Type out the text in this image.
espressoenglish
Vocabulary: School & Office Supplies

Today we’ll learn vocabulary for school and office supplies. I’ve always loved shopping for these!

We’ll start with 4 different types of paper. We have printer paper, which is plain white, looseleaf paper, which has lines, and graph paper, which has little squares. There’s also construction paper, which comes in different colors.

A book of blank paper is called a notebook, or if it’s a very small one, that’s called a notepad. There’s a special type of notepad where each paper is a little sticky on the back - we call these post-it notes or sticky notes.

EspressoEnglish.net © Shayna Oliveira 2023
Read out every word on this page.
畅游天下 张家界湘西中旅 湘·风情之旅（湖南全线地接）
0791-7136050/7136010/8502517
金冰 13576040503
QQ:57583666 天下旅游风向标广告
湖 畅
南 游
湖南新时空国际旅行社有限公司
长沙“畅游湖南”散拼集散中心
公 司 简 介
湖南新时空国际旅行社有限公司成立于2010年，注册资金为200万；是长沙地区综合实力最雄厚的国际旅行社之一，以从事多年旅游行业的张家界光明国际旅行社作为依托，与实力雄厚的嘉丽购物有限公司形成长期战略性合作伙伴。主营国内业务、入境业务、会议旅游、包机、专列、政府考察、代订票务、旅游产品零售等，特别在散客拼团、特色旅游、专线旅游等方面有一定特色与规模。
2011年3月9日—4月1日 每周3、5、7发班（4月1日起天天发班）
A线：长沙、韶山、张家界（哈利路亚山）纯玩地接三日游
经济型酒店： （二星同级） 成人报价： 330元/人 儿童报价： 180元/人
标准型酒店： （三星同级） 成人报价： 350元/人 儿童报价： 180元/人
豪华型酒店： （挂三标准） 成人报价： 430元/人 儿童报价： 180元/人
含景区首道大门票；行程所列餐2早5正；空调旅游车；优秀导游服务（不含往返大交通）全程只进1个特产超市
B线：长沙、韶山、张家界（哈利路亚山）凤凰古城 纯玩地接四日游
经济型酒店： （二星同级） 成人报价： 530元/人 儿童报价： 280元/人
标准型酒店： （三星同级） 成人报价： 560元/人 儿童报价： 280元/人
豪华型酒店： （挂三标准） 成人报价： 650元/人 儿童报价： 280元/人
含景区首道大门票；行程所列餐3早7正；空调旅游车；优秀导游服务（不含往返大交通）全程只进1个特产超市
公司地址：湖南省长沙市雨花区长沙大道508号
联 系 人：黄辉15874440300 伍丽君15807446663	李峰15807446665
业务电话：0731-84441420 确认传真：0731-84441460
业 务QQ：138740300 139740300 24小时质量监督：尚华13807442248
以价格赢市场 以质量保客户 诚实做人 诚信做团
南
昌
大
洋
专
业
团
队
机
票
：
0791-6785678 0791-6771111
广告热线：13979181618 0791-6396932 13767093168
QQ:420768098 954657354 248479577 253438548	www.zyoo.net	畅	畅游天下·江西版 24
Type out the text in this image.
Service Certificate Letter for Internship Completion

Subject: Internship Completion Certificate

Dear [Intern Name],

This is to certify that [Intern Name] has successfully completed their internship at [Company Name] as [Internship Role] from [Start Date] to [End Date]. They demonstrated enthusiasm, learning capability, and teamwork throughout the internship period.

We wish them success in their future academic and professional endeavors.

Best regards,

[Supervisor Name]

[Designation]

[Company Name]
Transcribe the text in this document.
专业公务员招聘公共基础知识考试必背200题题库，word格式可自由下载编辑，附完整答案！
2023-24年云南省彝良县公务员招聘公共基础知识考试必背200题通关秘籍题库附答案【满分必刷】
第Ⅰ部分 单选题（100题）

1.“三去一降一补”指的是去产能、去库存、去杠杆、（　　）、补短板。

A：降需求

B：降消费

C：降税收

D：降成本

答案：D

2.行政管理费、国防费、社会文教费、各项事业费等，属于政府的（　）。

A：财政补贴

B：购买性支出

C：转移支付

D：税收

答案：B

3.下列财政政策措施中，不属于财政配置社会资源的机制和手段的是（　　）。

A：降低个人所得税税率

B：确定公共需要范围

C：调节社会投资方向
──────────────────────────────
Work to do. Pick every line with "含景区首道大门票" in it and copy it.

Written response.
含景区首道大门票；行程所列餐2早5正；空调旅游车；优秀导游服务（不含往返大交通）全程只进1个特产超市
含景区首道大门票；行程所列餐3早7正；空调旅游车；优秀导游服务（不含往返大交通）全程只进1个特产超市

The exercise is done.